Task prompt:
From the entries below, gather every line containing the string "General".

A run of records:
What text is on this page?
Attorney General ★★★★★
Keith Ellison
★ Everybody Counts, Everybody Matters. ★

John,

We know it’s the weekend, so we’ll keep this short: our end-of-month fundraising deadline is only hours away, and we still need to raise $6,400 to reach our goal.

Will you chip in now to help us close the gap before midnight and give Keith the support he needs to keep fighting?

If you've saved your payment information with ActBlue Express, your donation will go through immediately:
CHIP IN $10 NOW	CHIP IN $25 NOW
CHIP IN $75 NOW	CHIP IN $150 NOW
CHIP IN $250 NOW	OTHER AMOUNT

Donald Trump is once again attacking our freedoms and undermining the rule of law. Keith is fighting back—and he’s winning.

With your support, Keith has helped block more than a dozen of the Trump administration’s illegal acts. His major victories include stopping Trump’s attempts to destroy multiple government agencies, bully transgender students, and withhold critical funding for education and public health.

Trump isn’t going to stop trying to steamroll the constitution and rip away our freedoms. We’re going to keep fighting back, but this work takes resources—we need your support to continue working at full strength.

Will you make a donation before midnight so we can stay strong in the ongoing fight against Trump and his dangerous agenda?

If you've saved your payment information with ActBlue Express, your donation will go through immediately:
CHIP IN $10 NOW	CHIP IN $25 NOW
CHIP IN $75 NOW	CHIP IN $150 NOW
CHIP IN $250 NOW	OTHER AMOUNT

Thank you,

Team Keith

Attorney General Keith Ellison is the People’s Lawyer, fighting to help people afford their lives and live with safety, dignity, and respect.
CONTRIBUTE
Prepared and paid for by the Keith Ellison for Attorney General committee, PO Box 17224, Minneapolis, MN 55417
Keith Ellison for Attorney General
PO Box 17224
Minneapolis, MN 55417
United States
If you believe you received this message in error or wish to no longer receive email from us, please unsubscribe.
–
--
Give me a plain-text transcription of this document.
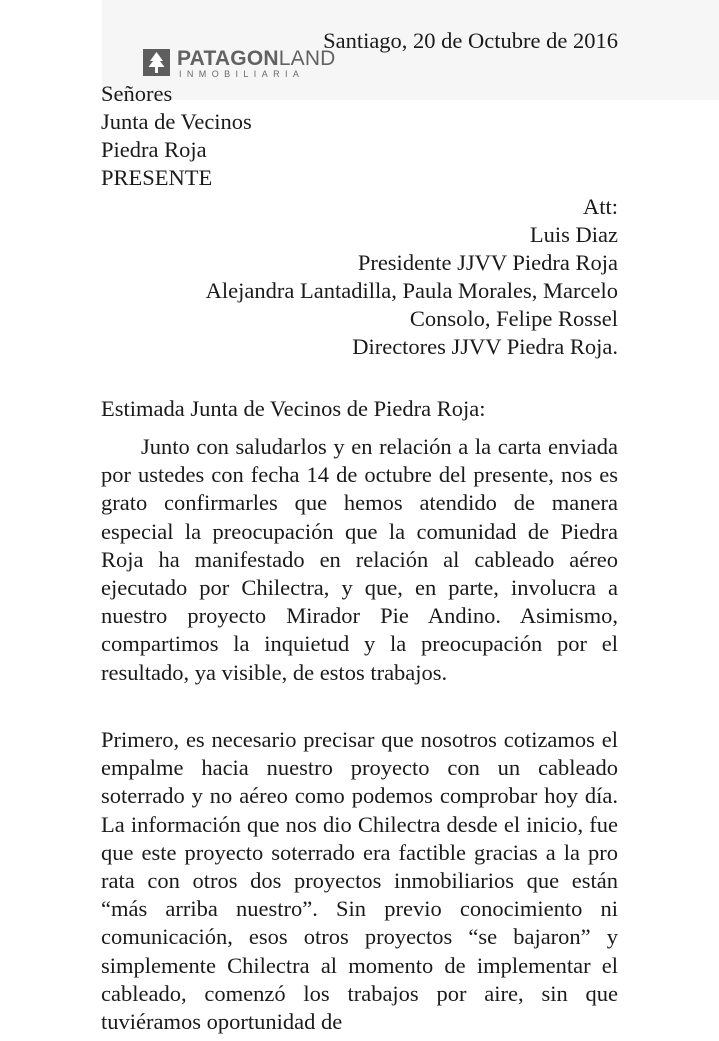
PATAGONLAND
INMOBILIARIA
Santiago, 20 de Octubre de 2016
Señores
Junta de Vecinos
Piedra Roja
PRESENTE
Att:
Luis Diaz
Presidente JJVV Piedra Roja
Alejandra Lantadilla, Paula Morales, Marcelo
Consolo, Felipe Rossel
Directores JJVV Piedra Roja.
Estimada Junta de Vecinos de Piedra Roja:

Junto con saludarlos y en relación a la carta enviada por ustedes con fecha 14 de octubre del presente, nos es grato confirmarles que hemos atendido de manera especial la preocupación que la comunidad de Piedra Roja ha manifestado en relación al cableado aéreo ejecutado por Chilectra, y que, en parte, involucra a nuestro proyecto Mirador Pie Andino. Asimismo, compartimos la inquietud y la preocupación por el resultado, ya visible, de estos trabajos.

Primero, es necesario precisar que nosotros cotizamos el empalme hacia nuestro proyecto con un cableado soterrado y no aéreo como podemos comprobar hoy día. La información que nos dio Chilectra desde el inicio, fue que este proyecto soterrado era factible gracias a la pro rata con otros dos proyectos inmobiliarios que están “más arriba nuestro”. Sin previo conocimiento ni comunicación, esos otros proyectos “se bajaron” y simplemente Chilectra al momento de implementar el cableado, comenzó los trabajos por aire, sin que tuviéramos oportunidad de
...
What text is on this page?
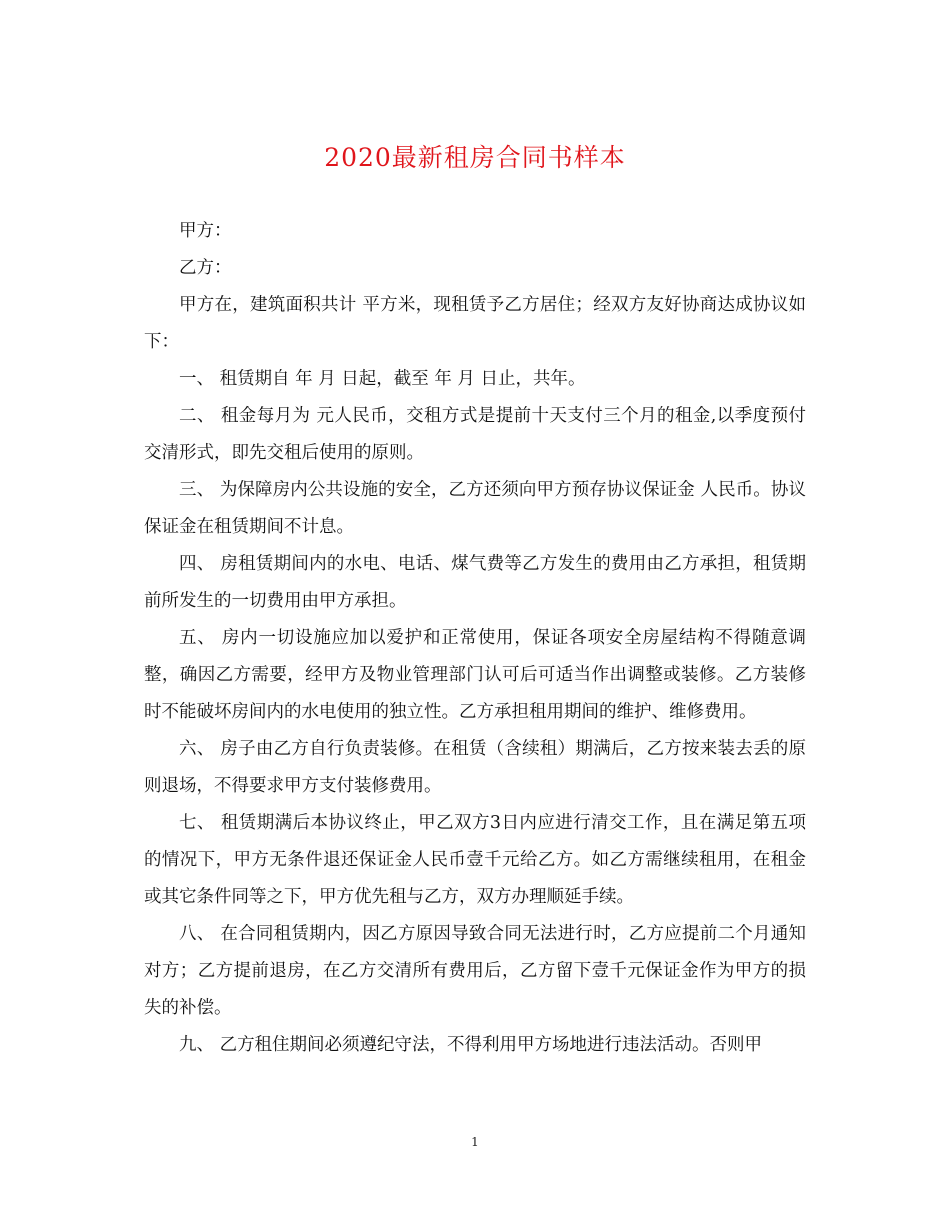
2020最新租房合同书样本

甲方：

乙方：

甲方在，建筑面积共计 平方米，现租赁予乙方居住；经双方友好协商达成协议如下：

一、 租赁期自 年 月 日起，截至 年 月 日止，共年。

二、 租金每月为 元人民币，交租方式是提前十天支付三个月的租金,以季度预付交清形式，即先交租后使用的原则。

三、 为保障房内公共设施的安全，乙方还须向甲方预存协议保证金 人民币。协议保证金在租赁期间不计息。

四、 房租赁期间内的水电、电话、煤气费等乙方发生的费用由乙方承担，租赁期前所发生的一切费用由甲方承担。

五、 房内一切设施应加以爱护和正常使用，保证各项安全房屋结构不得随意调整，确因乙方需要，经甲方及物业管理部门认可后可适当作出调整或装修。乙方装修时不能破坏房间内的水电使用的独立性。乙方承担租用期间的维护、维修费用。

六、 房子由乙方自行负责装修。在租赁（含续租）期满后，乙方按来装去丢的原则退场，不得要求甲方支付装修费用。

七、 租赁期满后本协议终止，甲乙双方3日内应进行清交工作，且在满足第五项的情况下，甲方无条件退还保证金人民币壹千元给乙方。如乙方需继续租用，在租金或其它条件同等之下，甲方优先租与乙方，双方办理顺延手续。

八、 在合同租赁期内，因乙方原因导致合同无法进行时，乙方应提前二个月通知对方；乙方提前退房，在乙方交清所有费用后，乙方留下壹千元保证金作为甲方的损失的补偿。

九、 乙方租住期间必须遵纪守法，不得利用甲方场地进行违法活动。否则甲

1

The completed task:
Attorney General ★★★★★
Attorney General Keith Ellison is the People’s Lawyer, fighting to help people afford their lives and live with safety, dignity, and respect.
Prepared and paid for by the Keith Ellison for Attorney General committee, PO Box 17224, Minneapolis, MN 55417
Keith Ellison for Attorney General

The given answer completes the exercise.